● **Input records**
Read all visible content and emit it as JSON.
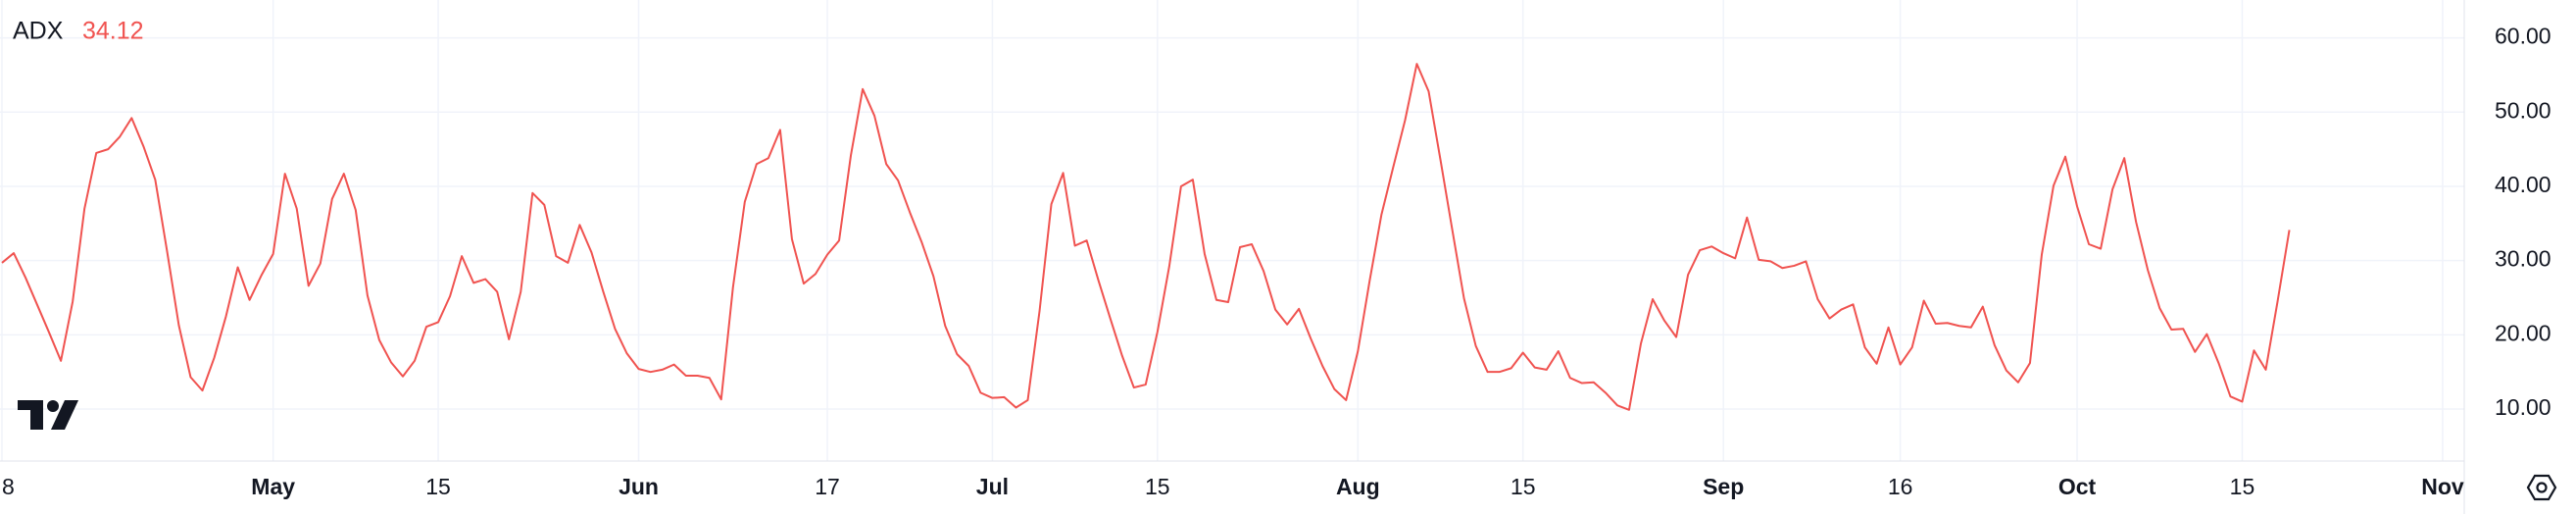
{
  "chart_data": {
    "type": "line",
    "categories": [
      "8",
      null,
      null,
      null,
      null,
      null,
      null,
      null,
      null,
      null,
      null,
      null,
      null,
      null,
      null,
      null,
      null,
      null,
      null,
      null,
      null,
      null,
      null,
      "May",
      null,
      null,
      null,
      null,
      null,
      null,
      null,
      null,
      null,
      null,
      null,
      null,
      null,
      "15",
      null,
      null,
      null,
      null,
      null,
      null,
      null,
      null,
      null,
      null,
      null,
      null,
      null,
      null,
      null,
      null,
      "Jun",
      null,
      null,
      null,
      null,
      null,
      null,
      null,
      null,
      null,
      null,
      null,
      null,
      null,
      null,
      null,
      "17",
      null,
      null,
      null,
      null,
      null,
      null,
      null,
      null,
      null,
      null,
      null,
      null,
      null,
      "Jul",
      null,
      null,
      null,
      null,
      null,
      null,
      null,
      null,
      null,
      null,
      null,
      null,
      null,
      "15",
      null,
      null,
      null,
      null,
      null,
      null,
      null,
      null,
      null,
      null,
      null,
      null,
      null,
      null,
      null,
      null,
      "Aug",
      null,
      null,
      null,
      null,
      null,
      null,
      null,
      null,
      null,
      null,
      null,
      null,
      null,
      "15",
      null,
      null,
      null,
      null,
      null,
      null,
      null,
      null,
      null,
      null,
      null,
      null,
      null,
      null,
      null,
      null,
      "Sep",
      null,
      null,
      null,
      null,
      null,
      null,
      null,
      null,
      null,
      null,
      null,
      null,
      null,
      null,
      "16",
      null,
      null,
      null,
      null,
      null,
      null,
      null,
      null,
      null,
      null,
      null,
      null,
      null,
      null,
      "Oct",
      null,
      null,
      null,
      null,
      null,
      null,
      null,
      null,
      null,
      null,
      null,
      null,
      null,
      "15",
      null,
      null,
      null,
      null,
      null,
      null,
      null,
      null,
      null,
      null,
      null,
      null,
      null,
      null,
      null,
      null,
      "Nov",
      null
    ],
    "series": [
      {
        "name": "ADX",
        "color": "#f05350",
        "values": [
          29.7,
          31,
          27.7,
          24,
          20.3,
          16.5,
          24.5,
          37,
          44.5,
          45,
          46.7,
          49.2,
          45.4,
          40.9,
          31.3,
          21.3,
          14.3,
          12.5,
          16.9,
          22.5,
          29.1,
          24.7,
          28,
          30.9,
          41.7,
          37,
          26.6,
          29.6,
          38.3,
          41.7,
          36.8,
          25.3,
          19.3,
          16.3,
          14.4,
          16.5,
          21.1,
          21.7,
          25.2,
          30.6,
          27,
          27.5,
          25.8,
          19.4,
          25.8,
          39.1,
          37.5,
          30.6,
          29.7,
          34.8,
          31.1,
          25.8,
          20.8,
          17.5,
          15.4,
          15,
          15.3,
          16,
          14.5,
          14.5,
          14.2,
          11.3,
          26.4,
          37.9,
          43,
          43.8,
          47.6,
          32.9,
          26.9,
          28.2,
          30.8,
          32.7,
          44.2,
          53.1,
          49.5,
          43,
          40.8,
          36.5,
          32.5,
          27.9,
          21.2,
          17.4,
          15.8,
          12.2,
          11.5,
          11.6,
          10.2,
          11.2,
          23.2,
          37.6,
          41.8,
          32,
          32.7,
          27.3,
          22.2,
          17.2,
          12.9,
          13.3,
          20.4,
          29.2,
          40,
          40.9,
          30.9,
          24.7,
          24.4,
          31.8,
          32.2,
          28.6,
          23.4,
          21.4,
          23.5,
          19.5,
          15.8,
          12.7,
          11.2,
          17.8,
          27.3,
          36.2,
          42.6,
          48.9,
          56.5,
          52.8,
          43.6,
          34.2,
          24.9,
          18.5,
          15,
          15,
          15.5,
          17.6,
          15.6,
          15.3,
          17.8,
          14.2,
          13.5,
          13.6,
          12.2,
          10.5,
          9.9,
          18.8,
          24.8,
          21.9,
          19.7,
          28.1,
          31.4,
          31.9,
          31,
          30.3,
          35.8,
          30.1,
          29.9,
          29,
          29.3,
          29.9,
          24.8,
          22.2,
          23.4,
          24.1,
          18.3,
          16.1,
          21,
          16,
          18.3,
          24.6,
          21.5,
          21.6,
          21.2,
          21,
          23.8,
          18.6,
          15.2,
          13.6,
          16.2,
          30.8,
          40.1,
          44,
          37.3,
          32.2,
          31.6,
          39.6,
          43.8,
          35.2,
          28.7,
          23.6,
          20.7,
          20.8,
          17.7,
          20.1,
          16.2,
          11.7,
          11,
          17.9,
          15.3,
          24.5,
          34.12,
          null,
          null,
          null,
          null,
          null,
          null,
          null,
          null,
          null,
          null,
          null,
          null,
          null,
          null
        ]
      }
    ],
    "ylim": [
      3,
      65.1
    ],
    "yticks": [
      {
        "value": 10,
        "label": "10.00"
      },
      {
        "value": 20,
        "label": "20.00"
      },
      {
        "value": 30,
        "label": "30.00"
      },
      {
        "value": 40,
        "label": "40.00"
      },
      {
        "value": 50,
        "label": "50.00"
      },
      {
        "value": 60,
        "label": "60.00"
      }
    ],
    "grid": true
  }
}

● **The request**
Copy each line above precisely, dropping the pictures.

● **Exercise solution**
Read all visible content and emit it as JSON.
{
  "chart_data": {
    "type": "line",
    "categories": [
      "8",
      null,
      null,
      null,
      null,
      null,
      null,
      null,
      null,
      null,
      null,
      null,
      null,
      null,
      null,
      null,
      null,
      null,
      null,
      null,
      null,
      null,
      null,
      "May",
      null,
      null,
      null,
      null,
      null,
      null,
      null,
      null,
      null,
      null,
      null,
      null,
      null,
      "15",
      null,
      null,
      null,
      null,
      null,
      null,
      null,
      null,
      null,
      null,
      null,
      null,
      null,
      null,
      null,
      null,
      "Jun",
      null,
      null,
      null,
      null,
      null,
      null,
      null,
      null,
      null,
      null,
      null,
      null,
      null,
      null,
      null,
      "17",
      null,
      null,
      null,
      null,
      null,
      null,
      null,
      null,
      null,
      null,
      null,
      null,
      null,
      "Jul",
      null,
      null,
      null,
      null,
      null,
      null,
      null,
      null,
      null,
      null,
      null,
      null,
      null,
      "15",
      null,
      null,
      null,
      null,
      null,
      null,
      null,
      null,
      null,
      null,
      null,
      null,
      null,
      null,
      null,
      null,
      "Aug",
      null,
      null,
      null,
      null,
      null,
      null,
      null,
      null,
      null,
      null,
      null,
      null,
      null,
      "15",
      null,
      null,
      null,
      null,
      null,
      null,
      null,
      null,
      null,
      null,
      null,
      null,
      null,
      null,
      null,
      null,
      "Sep",
      null,
      null,
      null,
      null,
      null,
      null,
      null,
      null,
      null,
      null,
      null,
      null,
      null,
      null,
      "16",
      null,
      null,
      null,
      null,
      null,
      null,
      null,
      null,
      null,
      null,
      null,
      null,
      null,
      null,
      "Oct",
      null,
      null,
      null,
      null,
      null,
      null,
      null,
      null,
      null,
      null,
      null,
      null,
      null,
      "15",
      null,
      null,
      null,
      null,
      null,
      null,
      null,
      null,
      null,
      null,
      null,
      null,
      null,
      null,
      null,
      null,
      "Nov",
      null
    ],
    "series": [
      {
        "name": "ADX",
        "color": "#f05350",
        "values": [
          29.7,
          31,
          27.7,
          24,
          20.3,
          16.5,
          24.5,
          37,
          44.5,
          45,
          46.7,
          49.2,
          45.4,
          40.9,
          31.3,
          21.3,
          14.3,
          12.5,
          16.9,
          22.5,
          29.1,
          24.7,
          28,
          30.9,
          41.7,
          37,
          26.6,
          29.6,
          38.3,
          41.7,
          36.8,
          25.3,
          19.3,
          16.3,
          14.4,
          16.5,
          21.1,
          21.7,
          25.2,
          30.6,
          27,
          27.5,
          25.8,
          19.4,
          25.8,
          39.1,
          37.5,
          30.6,
          29.7,
          34.8,
          31.1,
          25.8,
          20.8,
          17.5,
          15.4,
          15,
          15.3,
          16,
          14.5,
          14.5,
          14.2,
          11.3,
          26.4,
          37.9,
          43,
          43.8,
          47.6,
          32.9,
          26.9,
          28.2,
          30.8,
          32.7,
          44.2,
          53.1,
          49.5,
          43,
          40.8,
          36.5,
          32.5,
          27.9,
          21.2,
          17.4,
          15.8,
          12.2,
          11.5,
          11.6,
          10.2,
          11.2,
          23.2,
          37.6,
          41.8,
          32,
          32.7,
          27.3,
          22.2,
          17.2,
          12.9,
          13.3,
          20.4,
          29.2,
          40,
          40.9,
          30.9,
          24.7,
          24.4,
          31.8,
          32.2,
          28.6,
          23.4,
          21.4,
          23.5,
          19.5,
          15.8,
          12.7,
          11.2,
          17.8,
          27.3,
          36.2,
          42.6,
          48.9,
          56.5,
          52.8,
          43.6,
          34.2,
          24.9,
          18.5,
          15,
          15,
          15.5,
          17.6,
          15.6,
          15.3,
          17.8,
          14.2,
          13.5,
          13.6,
          12.2,
          10.5,
          9.9,
          18.8,
          24.8,
          21.9,
          19.7,
          28.1,
          31.4,
          31.9,
          31,
          30.3,
          35.8,
          30.1,
          29.9,
          29,
          29.3,
          29.9,
          24.8,
          22.2,
          23.4,
          24.1,
          18.3,
          16.1,
          21,
          16,
          18.3,
          24.6,
          21.5,
          21.6,
          21.2,
          21,
          23.8,
          18.6,
          15.2,
          13.6,
          16.2,
          30.8,
          40.1,
          44,
          37.3,
          32.2,
          31.6,
          39.6,
          43.8,
          35.2,
          28.7,
          23.6,
          20.7,
          20.8,
          17.7,
          20.1,
          16.2,
          11.7,
          11,
          17.9,
          15.3,
          24.5,
          34.12,
          null,
          null,
          null,
          null,
          null,
          null,
          null,
          null,
          null,
          null,
          null,
          null,
          null,
          null
        ]
      }
    ],
    "ylim": [
      3,
      65.1
    ],
    "yticks": [
      {
        "value": 10,
        "label": "10.00"
      },
      {
        "value": 20,
        "label": "20.00"
      },
      {
        "value": 30,
        "label": "30.00"
      },
      {
        "value": 40,
        "label": "40.00"
      },
      {
        "value": 50,
        "label": "50.00"
      },
      {
        "value": 60,
        "label": "60.00"
      }
    ],
    "grid": true
  }
}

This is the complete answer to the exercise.